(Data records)
(begin)
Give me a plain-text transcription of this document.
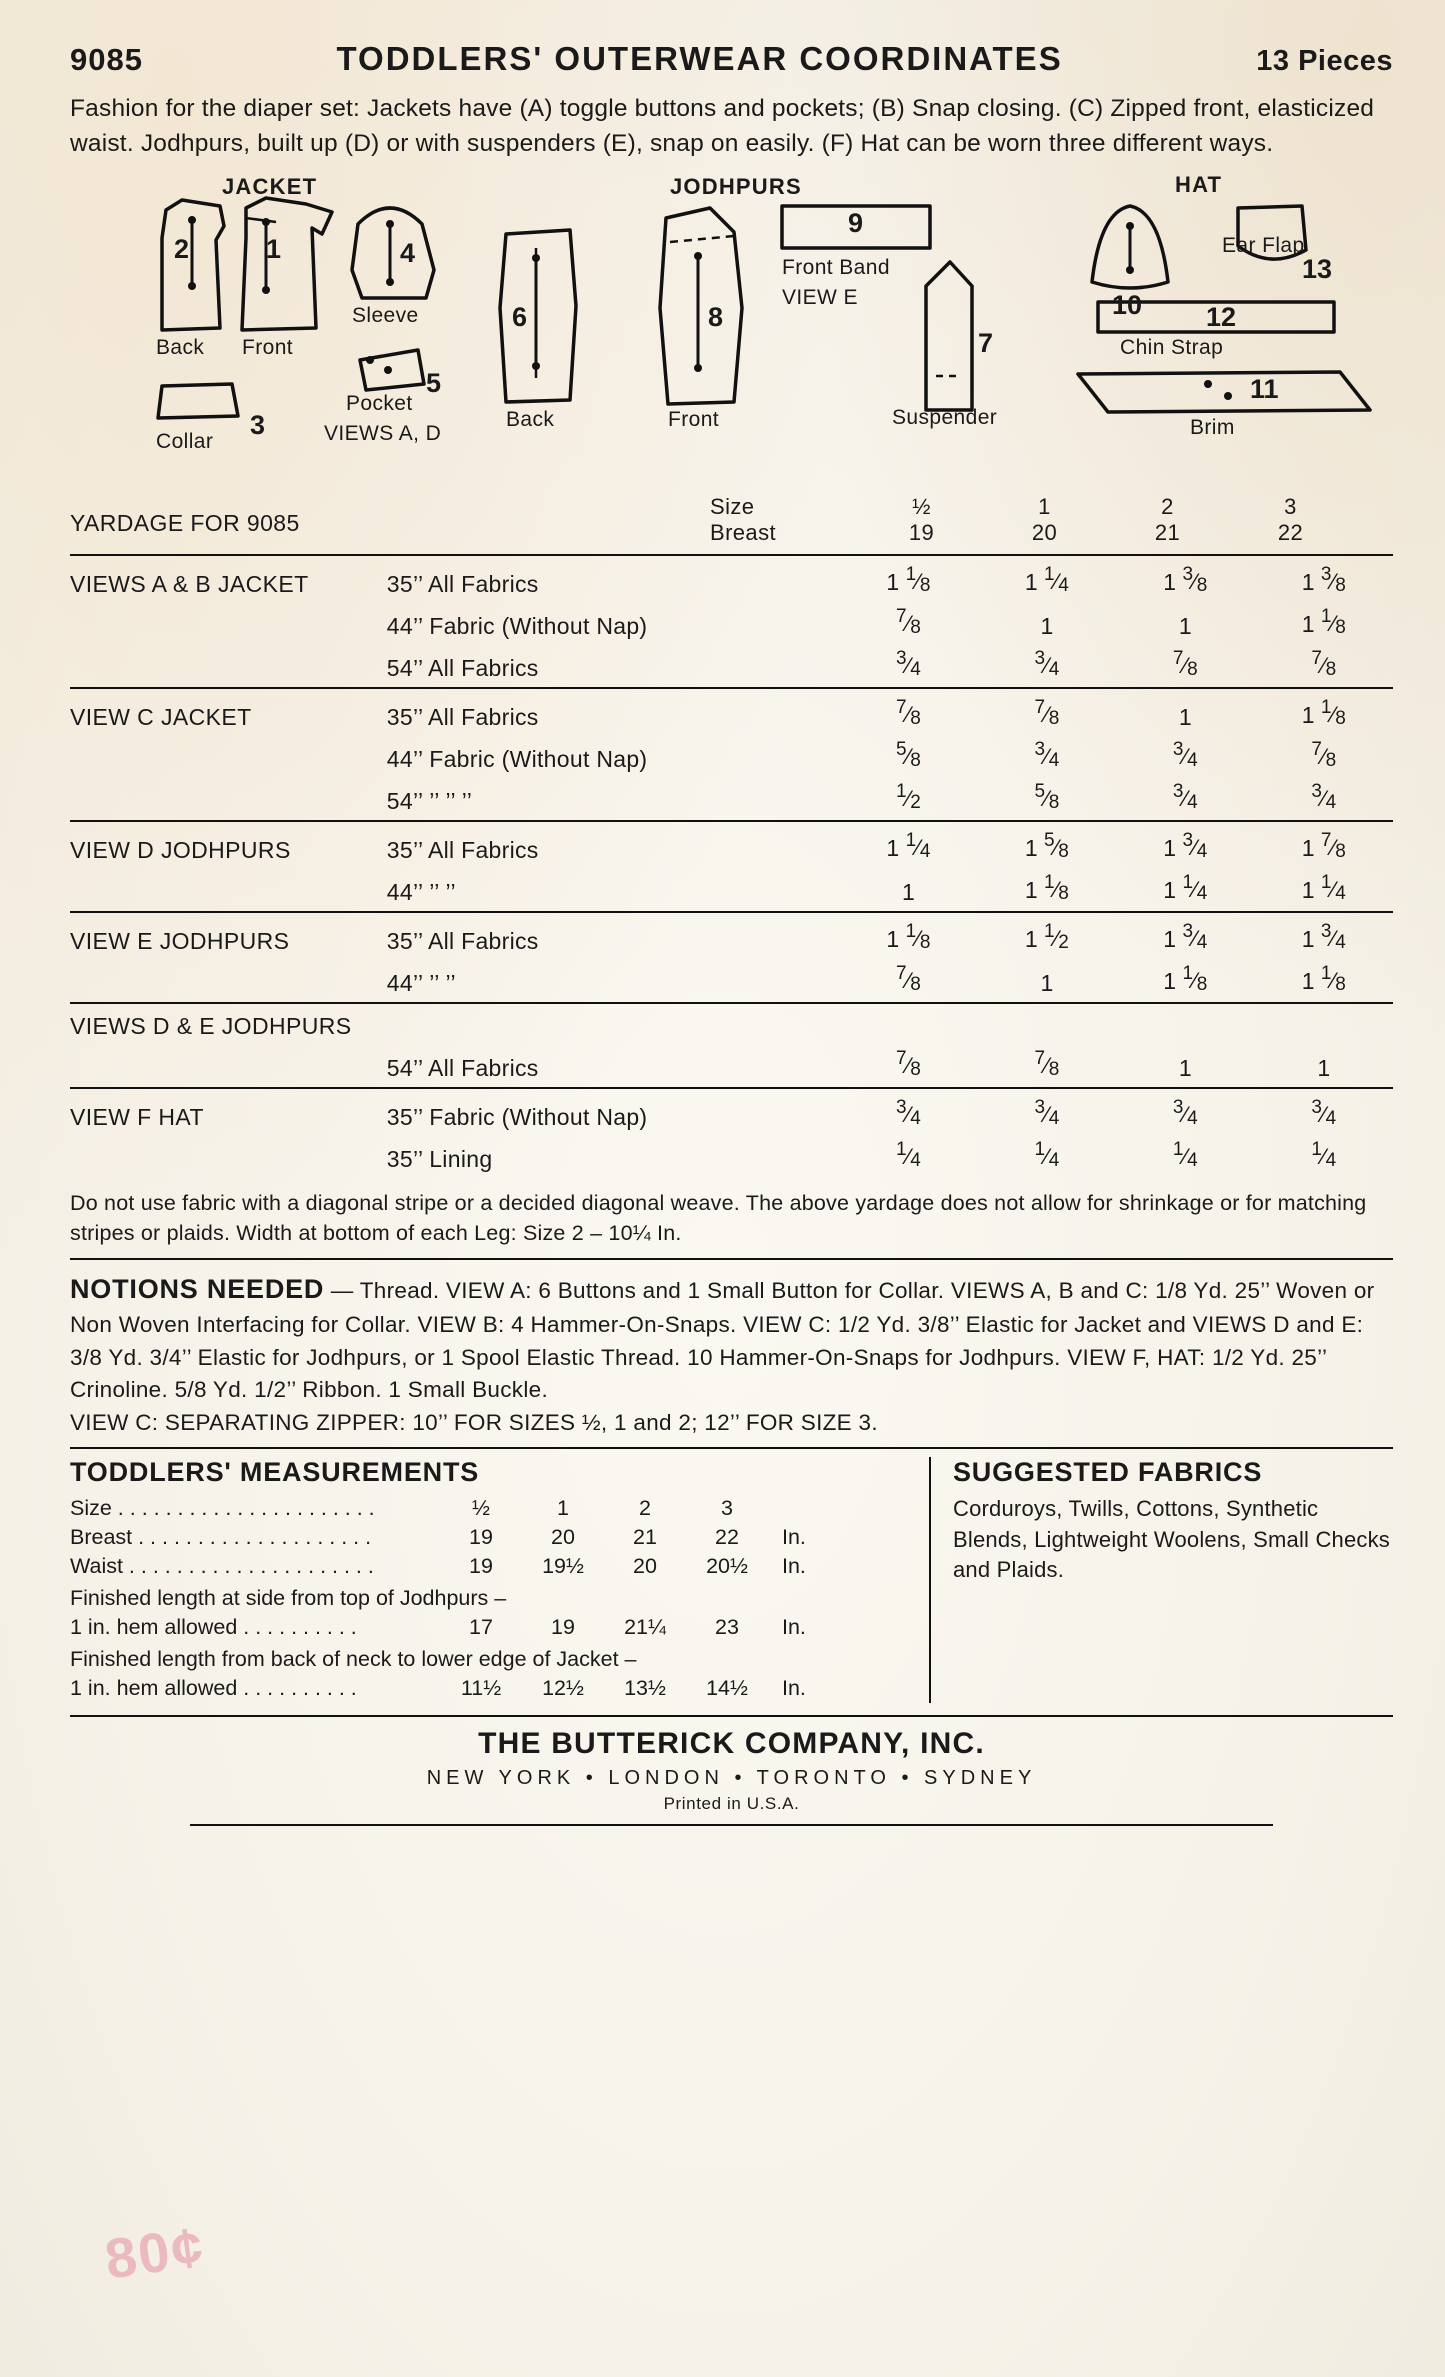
9085	TODDLERS' OUTERWEAR COORDINATES	13 Pieces
Fashion for the diaper set: Jackets have (A) toggle buttons and pockets; (B) Snap closing. (C) Zipped front, elasticized waist. Jodhpurs, built up (D) or with suspenders (E), snap on easily. (F) Hat can be worn three different ways.
JACKET	JODHPURS	HAT
2	1	4
3
5
6	8
9
7
10
13
12
11
Collar
Back Front
Sleeve
Pocket
VIEWS A, D
Back	Front
Front Band
VIEW E
Suspender
Ear Flap
Chin Strap
Brim
YARDAGE FOR 9085
Size	½	1	2	3
Breast	19	20	21	22
VIEWS A & B JACKET	35’’ All Fabrics	1 $^1$⁄8	1 $^1$⁄4	1 $^3$⁄8	1 $^3$⁄8
	44’’ Fabric (Without Nap)	$^7$⁄8	1	1	1 $^1$⁄8
	54’’ All Fabrics	$^3$⁄4	$^3$⁄4	$^7$⁄8	$^7$⁄8
VIEW C JACKET	35’’ All Fabrics	$^7$⁄8	$^7$⁄8	1	1 $^1$⁄8
	44’’ Fabric (Without Nap)	$^5$⁄8	$^3$⁄4	$^3$⁄4	$^7$⁄8
	54’’ ’’ ’’ ’’	$^1$⁄2	$^5$⁄8	$^3$⁄4	$^3$⁄4
VIEW D JODHPURS	35’’ All Fabrics	1 $^1$⁄4	1 $^5$⁄8	1 $^3$⁄4	1 $^7$⁄8
	44’’ ’’ ’’	1	1 $^1$⁄8	1 $^1$⁄4	1 $^1$⁄4
VIEW E JODHPURS	35’’ All Fabrics	1 $^1$⁄8	1 $^1$⁄2	1 $^3$⁄4	1 $^3$⁄4
	44’’ ’’ ’’	$^7$⁄8	1	1 $^1$⁄8	1 $^1$⁄8
VIEWS D & E JODHPURS					
	54’’ All Fabrics	$^7$⁄8	$^7$⁄8	1	1
VIEW F HAT	35’’ Fabric (Without Nap)	$^3$⁄4	$^3$⁄4	$^3$⁄4	$^3$⁄4
	35’’ Lining	$^1$⁄4	$^1$⁄4	$^1$⁄4	$^1$⁄4
Do not use fabric with a diagonal stripe or a decided diagonal weave. The above yardage does not allow for shrinkage or for matching stripes or plaids. Width at bottom of each Leg: Size 2 – 10¼ In.
NOTIONS NEEDED — Thread. VIEW A: 6 Buttons and 1 Small Button for Collar. VIEWS A, B and C: 1/8 Yd. 25’’ Woven or Non Woven Interfacing for Collar. VIEW B: 4 Hammer-On-Snaps. VIEW C: 1/2 Yd. 3/8’’ Elastic for Jacket and VIEWS D and E: 3/8 Yd. 3/4’’ Elastic for Jodhpurs, or 1 Spool Elastic Thread. 10 Hammer-On-Snaps for Jodhpurs. VIEW F, HAT: 1/2 Yd. 25’’ Crinoline. 5/8 Yd. 1/2’’ Ribbon. 1 Small Buckle.
VIEW C: SEPARATING ZIPPER: 10’’ FOR SIZES ½, 1 and 2; 12’’ FOR SIZE 3.
TODDLERS' MEASUREMENTS
Size . . . . . . . . . . . . . . . . . . . . . .	½	1	2	3
Breast . . . . . . . . . . . . . . . . . . . .	19	20	21	22	In.
Waist . . . . . . . . . . . . . . . . . . . . .	19	19½	20	20½	In.
Finished length at side from top of Jodhpurs –
1 in. hem allowed . . . . . . . . . .	17	19	21¼	23	In.
Finished length from back of neck to lower edge of Jacket –
1 in. hem allowed . . . . . . . . . .	11½	12½	13½	14½	In.
SUGGESTED FABRICS
Corduroys, Twills, Cottons, Synthetic Blends, Lightweight Woolens, Small Checks and Plaids.
THE BUTTERICK COMPANY, INC.
NEW YORK • LONDON • TORONTO • SYDNEY
Printed in U.S.A.
80¢
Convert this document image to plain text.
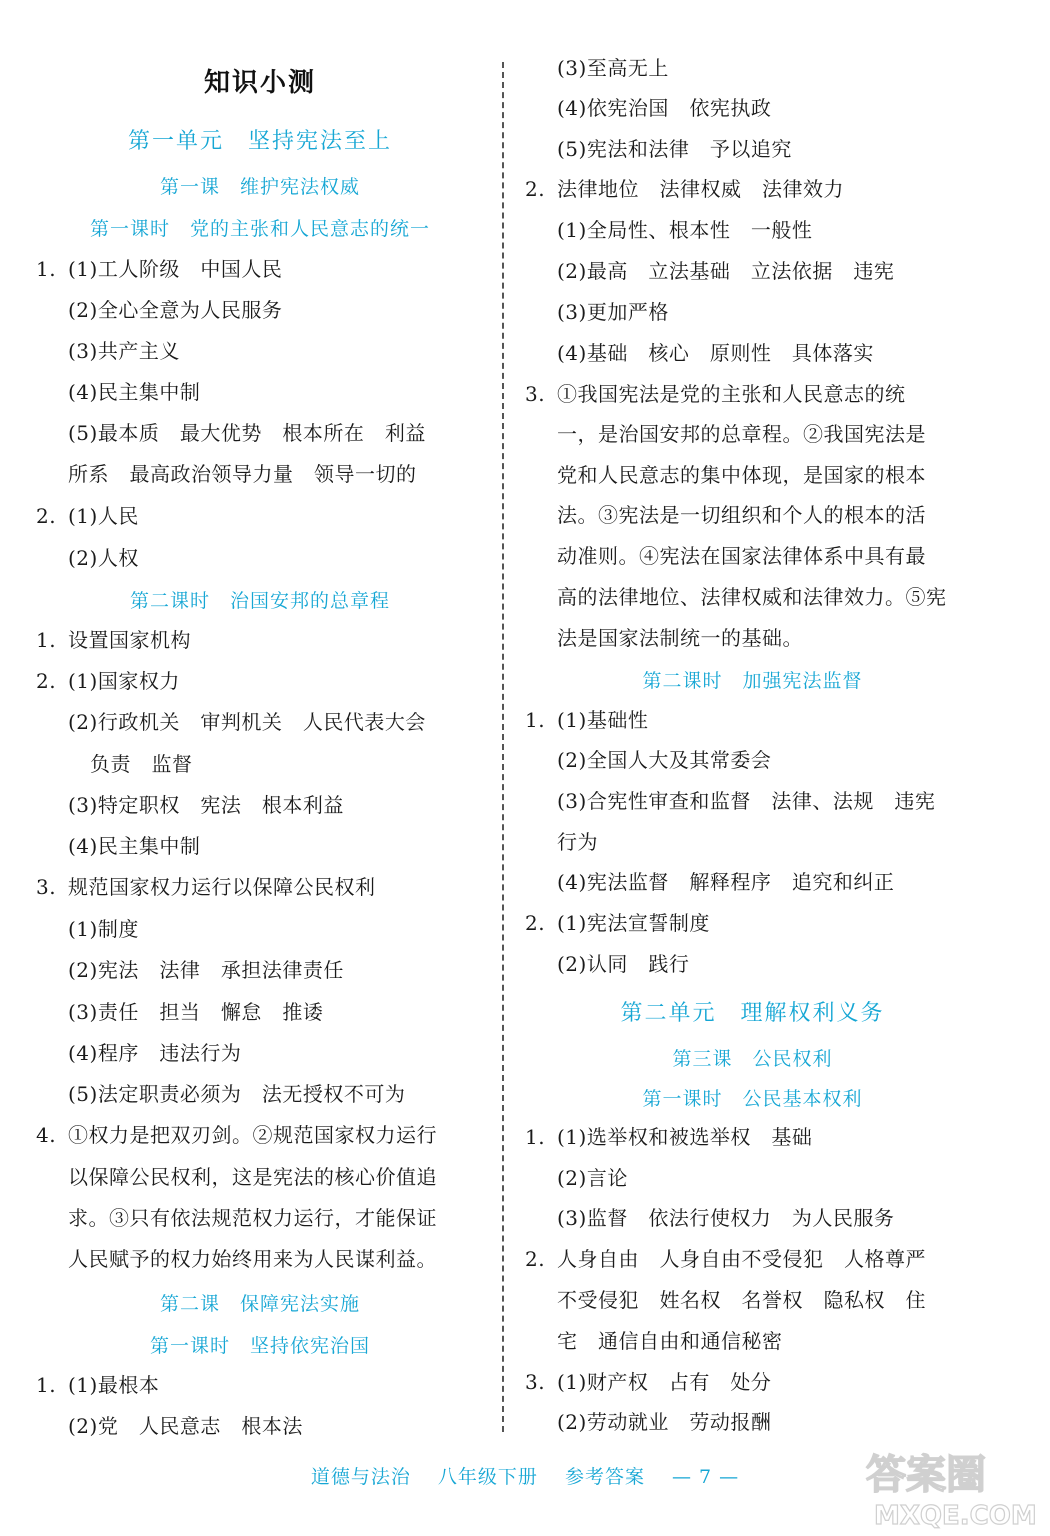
知识小测
第一单元　坚持宪法至上
第一课　维护宪法权威
第一课时　党的主张和人民意志的统一
1. (1)工人阶级　中国人民
(2)全心全意为人民服务
(3)共产主义
(4)民主集中制
(5)最本质　最大优势　根本所在　利益
所系　最高政治领导力量　领导一切的
2. (1)人民
(2)人权
第二课时　治国安邦的总章程
1. 设置国家机构
2. (1)国家权力
(2)行政机关　审判机关　人民代表大会
负责　监督
(3)特定职权　宪法　根本利益
(4)民主集中制
3. 规范国家权力运行以保障公民权利
(1)制度
(2)宪法　法律　承担法律责任
(3)责任　担当　懈怠　推诿
(4)程序　违法行为
(5)法定职责必须为　法无授权不可为
4. ①权力是把双刃剑。②规范国家权力运行
以保障公民权利，这是宪法的核心价值追
求。③只有依法规范权力运行，才能保证
人民赋予的权力始终用来为人民谋利益。
第二课　保障宪法实施
第一课时　坚持依宪治国
1. (1)最根本
(2)党　人民意志　根本法
(3)至高无上
(4)依宪治国　依宪执政
(5)宪法和法律　予以追究
2. 法律地位　法律权威　法律效力
(1)全局性、根本性　一般性
(2)最高　立法基础　立法依据　违宪
(3)更加严格
(4)基础　核心　原则性　具体落实
3. ①我国宪法是党的主张和人民意志的统
一，是治国安邦的总章程。②我国宪法是
党和人民意志的集中体现，是国家的根本
法。③宪法是一切组织和个人的根本的活
动准则。④宪法在国家法律体系中具有最
高的法律地位、法律权威和法律效力。⑤宪
法是国家法制统一的基础。
第二课时　加强宪法监督
1. (1)基础性
(2)全国人大及其常委会
(3)合宪性审查和监督　法律、法规　违宪
行为
(4)宪法监督　解释程序　追究和纠正
2. (1)宪法宣誓制度
(2)认同　践行
第二单元　理解权利义务
第三课　公民权利
第一课时　公民基本权利
1. (1)选举权和被选举权　基础
(2)言论
(3)监督　依法行使权力　为人民服务
2. 人身自由　人身自由不受侵犯　人格尊严
不受侵犯　姓名权　名誉权　隐私权　住
宅　通信自由和通信秘密
3. (1)财产权　占有　处分
(2)劳动就业　劳动报酬
道德与法治 八年级下册 参考答案 — 7 —	答案圈
MXQE.COM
(end)
> Written request:
Leave out the pictures and print every line of the data exactly.

> Response below:
Give me a plain-text transcription of this document.
9085	TODDLERS' OUTERWEAR COORDINATES	13 Pieces
Fashion for the diaper set: Jackets have (A) toggle buttons and pockets; (B) Snap closing. (C) Zipped front, elasticized waist. Jodhpurs, built up (D) or with suspenders (E), snap on easily. (F) Hat can be worn three different ways.
JACKET	JODHPURS	HAT
2	1	4
3
5
6	8
9
7
10
13
12
11
Collar
Back Front
Sleeve
Pocket
VIEWS A, D
Back	Front
Front Band
VIEW E
Suspender
Ear Flap
Chin Strap
Brim
YARDAGE FOR 9085
Size	½	1	2	3
Breast	19	20	21	22
VIEWS A & B JACKET	35’’ All Fabrics	1 $^1$⁄8	1 $^1$⁄4	1 $^3$⁄8	1 $^3$⁄8
	44’’ Fabric (Without Nap)	$^7$⁄8	1	1	1 $^1$⁄8
	54’’ All Fabrics	$^3$⁄4	$^3$⁄4	$^7$⁄8	$^7$⁄8
VIEW C JACKET	35’’ All Fabrics	$^7$⁄8	$^7$⁄8	1	1 $^1$⁄8
	44’’ Fabric (Without Nap)	$^5$⁄8	$^3$⁄4	$^3$⁄4	$^7$⁄8
	54’’ ’’ ’’ ’’	$^1$⁄2	$^5$⁄8	$^3$⁄4	$^3$⁄4
VIEW D JODHPURS	35’’ All Fabrics	1 $^1$⁄4	1 $^5$⁄8	1 $^3$⁄4	1 $^7$⁄8
	44’’ ’’ ’’	1	1 $^1$⁄8	1 $^1$⁄4	1 $^1$⁄4
VIEW E JODHPURS	35’’ All Fabrics	1 $^1$⁄8	1 $^1$⁄2	1 $^3$⁄4	1 $^3$⁄4
	44’’ ’’ ’’	$^7$⁄8	1	1 $^1$⁄8	1 $^1$⁄8
VIEWS D & E JODHPURS					
	54’’ All Fabrics	$^7$⁄8	$^7$⁄8	1	1
VIEW F HAT	35’’ Fabric (Without Nap)	$^3$⁄4	$^3$⁄4	$^3$⁄4	$^3$⁄4
	35’’ Lining	$^1$⁄4	$^1$⁄4	$^1$⁄4	$^1$⁄4
Do not use fabric with a diagonal stripe or a decided diagonal weave. The above yardage does not allow for shrinkage or for matching stripes or plaids. Width at bottom of each Leg: Size 2 – 10¼ In.
NOTIONS NEEDED — Thread. VIEW A: 6 Buttons and 1 Small Button for Collar. VIEWS A, B and C: 1/8 Yd. 25’’ Woven or Non Woven Interfacing for Collar. VIEW B: 4 Hammer-On-Snaps. VIEW C: 1/2 Yd. 3/8’’ Elastic for Jacket and VIEWS D and E: 3/8 Yd. 3/4’’ Elastic for Jodhpurs, or 1 Spool Elastic Thread. 10 Hammer-On-Snaps for Jodhpurs. VIEW F, HAT: 1/2 Yd. 25’’ Crinoline. 5/8 Yd. 1/2’’ Ribbon. 1 Small Buckle.
VIEW C: SEPARATING ZIPPER: 10’’ FOR SIZES ½, 1 and 2; 12’’ FOR SIZE 3.
TODDLERS' MEASUREMENTS
Size . . . . . . . . . . . . . . . . . . . . . .	½	1	2	3
Breast . . . . . . . . . . . . . . . . . . . .	19	20	21	22	In.
Waist . . . . . . . . . . . . . . . . . . . . .	19	19½	20	20½	In.
Finished length at side from top of Jodhpurs –
1 in. hem allowed . . . . . . . . . .	17	19	21¼	23	In.
Finished length from back of neck to lower edge of Jacket –
1 in. hem allowed . . . . . . . . . .	11½	12½	13½	14½	In.
SUGGESTED FABRICS
Corduroys, Twills, Cottons, Synthetic Blends, Lightweight Woolens, Small Checks and Plaids.
THE BUTTERICK COMPANY, INC.
NEW YORK • LONDON • TORONTO • SYDNEY
Printed in U.S.A.
80¢
Convert this document image to plain text.
知识小测
第一单元　坚持宪法至上
第一课　维护宪法权威
第一课时　党的主张和人民意志的统一
1. (1)工人阶级　中国人民
(2)全心全意为人民服务
(3)共产主义
(4)民主集中制
(5)最本质　最大优势　根本所在　利益
所系　最高政治领导力量　领导一切的
2. (1)人民
(2)人权
第二课时　治国安邦的总章程
1. 设置国家机构
2. (1)国家权力
(2)行政机关　审判机关　人民代表大会
负责　监督
(3)特定职权　宪法　根本利益
(4)民主集中制
3. 规范国家权力运行以保障公民权利
(1)制度
(2)宪法　法律　承担法律责任
(3)责任　担当　懈怠　推诿
(4)程序　违法行为
(5)法定职责必须为　法无授权不可为
4. ①权力是把双刃剑。②规范国家权力运行
以保障公民权利，这是宪法的核心价值追
求。③只有依法规范权力运行，才能保证
人民赋予的权力始终用来为人民谋利益。
第二课　保障宪法实施
第一课时　坚持依宪治国
1. (1)最根本
(2)党　人民意志　根本法
(3)至高无上
(4)依宪治国　依宪执政
(5)宪法和法律　予以追究
2. 法律地位　法律权威　法律效力
(1)全局性、根本性　一般性
(2)最高　立法基础　立法依据　违宪
(3)更加严格
(4)基础　核心　原则性　具体落实
3. ①我国宪法是党的主张和人民意志的统
一，是治国安邦的总章程。②我国宪法是
党和人民意志的集中体现，是国家的根本
法。③宪法是一切组织和个人的根本的活
动准则。④宪法在国家法律体系中具有最
高的法律地位、法律权威和法律效力。⑤宪
法是国家法制统一的基础。
第二课时　加强宪法监督
1. (1)基础性
(2)全国人大及其常委会
(3)合宪性审查和监督　法律、法规　违宪
行为
(4)宪法监督　解释程序　追究和纠正
2. (1)宪法宣誓制度
(2)认同　践行
第二单元　理解权利义务
第三课　公民权利
第一课时　公民基本权利
1. (1)选举权和被选举权　基础
(2)言论
(3)监督　依法行使权力　为人民服务
2. 人身自由　人身自由不受侵犯　人格尊严
不受侵犯　姓名权　名誉权　隐私权　住
宅　通信自由和通信秘密
3. (1)财产权　占有　处分
(2)劳动就业　劳动报酬
道德与法治 八年级下册 参考答案 — 7 —	答案圈
MXQE.COM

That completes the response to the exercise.